- Exercise aim: Copy all lines in which the word "CLAIMS" can be found.
## Start
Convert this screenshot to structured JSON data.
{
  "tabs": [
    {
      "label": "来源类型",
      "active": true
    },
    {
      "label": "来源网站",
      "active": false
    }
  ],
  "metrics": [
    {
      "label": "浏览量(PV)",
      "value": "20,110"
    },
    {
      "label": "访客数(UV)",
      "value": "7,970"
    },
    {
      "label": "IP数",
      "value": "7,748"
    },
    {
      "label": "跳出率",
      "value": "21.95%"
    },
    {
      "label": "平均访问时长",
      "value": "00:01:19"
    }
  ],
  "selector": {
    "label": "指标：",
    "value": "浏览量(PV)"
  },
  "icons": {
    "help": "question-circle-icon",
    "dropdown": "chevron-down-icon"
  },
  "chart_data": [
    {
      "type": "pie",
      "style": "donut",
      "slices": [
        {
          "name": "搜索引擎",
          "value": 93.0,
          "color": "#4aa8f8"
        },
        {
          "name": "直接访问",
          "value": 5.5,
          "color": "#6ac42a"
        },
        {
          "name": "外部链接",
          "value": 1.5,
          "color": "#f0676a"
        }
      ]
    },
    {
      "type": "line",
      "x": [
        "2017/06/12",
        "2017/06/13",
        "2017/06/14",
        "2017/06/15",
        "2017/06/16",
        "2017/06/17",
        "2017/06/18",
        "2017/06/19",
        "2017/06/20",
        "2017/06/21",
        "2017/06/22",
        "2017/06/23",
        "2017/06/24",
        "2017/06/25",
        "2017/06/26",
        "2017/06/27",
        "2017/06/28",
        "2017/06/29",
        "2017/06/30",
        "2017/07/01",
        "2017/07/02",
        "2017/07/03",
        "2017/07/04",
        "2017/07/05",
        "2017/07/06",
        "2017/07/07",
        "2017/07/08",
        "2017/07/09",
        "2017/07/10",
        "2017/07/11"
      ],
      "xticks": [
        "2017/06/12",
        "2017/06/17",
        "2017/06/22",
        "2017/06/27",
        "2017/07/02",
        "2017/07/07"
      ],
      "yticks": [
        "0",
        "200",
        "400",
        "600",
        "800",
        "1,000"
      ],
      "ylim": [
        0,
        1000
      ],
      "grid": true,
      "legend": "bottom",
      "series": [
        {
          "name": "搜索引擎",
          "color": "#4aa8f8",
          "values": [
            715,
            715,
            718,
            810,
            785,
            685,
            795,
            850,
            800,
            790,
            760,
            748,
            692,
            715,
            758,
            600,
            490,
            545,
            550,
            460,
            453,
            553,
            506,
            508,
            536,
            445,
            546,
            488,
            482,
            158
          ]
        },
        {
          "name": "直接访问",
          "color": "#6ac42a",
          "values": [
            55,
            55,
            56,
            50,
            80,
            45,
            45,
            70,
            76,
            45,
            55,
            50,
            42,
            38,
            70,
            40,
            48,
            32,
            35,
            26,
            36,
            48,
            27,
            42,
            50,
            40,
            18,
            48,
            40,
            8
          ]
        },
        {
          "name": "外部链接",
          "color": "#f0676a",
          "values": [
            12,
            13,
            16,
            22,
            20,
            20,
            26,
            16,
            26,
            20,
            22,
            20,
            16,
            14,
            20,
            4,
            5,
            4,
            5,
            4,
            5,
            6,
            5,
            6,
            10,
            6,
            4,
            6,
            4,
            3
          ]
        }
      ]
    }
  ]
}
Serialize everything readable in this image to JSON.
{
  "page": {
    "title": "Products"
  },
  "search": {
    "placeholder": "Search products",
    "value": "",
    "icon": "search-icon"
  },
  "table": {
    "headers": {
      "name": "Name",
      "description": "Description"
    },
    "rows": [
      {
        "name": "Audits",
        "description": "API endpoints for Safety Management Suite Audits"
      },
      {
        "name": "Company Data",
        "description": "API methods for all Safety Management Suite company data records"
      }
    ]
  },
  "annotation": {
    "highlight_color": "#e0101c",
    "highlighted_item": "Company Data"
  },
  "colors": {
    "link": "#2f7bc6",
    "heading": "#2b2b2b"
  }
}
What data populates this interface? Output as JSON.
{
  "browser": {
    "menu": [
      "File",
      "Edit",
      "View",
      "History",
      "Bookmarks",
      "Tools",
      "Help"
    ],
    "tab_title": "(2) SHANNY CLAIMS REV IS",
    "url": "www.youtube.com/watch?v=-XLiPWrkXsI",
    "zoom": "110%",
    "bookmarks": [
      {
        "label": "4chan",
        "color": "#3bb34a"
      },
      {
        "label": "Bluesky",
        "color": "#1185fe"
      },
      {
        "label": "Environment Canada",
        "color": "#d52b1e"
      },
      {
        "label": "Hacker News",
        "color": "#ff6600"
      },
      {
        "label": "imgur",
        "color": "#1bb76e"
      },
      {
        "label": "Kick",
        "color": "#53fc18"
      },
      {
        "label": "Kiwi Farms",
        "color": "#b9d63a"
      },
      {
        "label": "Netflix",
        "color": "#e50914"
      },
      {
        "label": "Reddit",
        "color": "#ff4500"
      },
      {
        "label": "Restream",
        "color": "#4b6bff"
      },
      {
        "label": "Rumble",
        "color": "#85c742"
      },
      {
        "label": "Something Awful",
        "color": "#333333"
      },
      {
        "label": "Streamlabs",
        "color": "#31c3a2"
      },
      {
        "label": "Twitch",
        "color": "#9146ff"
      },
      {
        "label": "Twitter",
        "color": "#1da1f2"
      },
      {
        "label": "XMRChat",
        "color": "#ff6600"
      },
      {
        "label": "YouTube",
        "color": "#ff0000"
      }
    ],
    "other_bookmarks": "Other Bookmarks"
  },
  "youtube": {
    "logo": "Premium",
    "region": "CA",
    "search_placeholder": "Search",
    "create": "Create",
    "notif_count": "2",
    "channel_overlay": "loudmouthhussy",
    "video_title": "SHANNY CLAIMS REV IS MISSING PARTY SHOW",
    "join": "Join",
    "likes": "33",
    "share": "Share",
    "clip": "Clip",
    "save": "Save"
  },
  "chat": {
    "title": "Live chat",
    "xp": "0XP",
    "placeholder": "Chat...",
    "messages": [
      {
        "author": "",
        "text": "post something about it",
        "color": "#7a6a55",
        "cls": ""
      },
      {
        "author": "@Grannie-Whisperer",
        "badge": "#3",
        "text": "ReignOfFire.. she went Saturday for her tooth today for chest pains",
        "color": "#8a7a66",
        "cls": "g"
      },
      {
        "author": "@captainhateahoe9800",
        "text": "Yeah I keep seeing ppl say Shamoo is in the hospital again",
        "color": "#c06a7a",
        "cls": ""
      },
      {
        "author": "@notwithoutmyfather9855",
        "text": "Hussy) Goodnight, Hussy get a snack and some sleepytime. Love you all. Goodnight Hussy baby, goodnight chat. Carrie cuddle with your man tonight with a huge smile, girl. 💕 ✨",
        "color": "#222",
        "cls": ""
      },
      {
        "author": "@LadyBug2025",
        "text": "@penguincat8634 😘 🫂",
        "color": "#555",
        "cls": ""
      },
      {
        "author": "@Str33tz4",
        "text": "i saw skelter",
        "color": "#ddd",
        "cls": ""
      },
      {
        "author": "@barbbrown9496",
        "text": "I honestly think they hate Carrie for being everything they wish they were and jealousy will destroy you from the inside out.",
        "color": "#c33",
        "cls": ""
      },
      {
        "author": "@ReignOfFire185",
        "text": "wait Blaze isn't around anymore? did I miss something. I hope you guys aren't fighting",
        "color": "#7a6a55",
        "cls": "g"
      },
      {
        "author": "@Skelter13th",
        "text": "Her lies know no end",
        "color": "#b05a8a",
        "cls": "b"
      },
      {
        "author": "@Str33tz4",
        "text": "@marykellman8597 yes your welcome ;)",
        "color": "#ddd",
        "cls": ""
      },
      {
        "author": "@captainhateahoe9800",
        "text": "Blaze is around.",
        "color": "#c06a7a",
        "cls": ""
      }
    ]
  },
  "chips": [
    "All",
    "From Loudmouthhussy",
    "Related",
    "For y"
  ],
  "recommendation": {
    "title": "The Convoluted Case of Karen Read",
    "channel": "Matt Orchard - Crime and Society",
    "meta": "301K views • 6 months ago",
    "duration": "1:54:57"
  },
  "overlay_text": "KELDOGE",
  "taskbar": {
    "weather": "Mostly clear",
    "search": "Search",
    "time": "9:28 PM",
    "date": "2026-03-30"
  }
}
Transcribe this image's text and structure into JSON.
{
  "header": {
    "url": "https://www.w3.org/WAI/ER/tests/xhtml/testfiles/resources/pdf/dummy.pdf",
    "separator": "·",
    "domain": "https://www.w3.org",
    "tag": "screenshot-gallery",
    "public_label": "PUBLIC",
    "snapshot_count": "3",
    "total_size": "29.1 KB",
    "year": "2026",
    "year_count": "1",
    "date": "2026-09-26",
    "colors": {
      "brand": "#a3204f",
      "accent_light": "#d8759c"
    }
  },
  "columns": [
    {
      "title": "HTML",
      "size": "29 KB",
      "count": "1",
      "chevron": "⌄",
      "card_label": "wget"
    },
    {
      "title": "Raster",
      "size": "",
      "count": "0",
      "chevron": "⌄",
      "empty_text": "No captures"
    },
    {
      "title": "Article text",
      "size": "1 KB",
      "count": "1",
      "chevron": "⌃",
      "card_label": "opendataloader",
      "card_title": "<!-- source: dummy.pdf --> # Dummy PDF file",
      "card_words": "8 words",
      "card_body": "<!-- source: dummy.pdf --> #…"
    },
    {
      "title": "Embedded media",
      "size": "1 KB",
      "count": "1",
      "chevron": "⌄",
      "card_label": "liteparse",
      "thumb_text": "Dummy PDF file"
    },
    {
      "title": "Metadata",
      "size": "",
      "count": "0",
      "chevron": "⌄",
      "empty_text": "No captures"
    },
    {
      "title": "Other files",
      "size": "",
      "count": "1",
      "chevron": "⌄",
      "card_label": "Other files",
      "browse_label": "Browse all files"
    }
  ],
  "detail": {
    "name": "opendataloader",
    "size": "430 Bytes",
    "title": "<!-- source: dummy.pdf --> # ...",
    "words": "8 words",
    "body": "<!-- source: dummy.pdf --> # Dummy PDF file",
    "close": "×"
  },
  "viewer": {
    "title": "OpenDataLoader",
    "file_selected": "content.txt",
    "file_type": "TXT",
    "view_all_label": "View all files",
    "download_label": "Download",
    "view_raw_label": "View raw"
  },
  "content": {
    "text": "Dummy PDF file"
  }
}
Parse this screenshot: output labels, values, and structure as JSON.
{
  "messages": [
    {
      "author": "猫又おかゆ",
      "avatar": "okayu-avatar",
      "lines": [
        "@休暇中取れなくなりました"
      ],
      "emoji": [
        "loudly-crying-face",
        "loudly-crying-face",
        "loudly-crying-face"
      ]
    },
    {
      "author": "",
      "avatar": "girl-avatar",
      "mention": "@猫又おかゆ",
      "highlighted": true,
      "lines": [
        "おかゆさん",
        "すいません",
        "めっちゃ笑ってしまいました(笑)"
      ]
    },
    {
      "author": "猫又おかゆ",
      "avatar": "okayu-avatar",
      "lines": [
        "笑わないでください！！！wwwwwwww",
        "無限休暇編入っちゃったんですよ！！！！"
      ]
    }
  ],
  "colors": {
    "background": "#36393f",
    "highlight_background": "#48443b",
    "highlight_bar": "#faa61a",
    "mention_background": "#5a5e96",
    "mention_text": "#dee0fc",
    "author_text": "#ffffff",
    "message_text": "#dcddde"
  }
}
## End
- Task answer:
    "tab_title": "(2) SHANNY CLAIMS REV IS",
    "video_title": "SHANNY CLAIMS REV IS MISSING PARTY SHOW",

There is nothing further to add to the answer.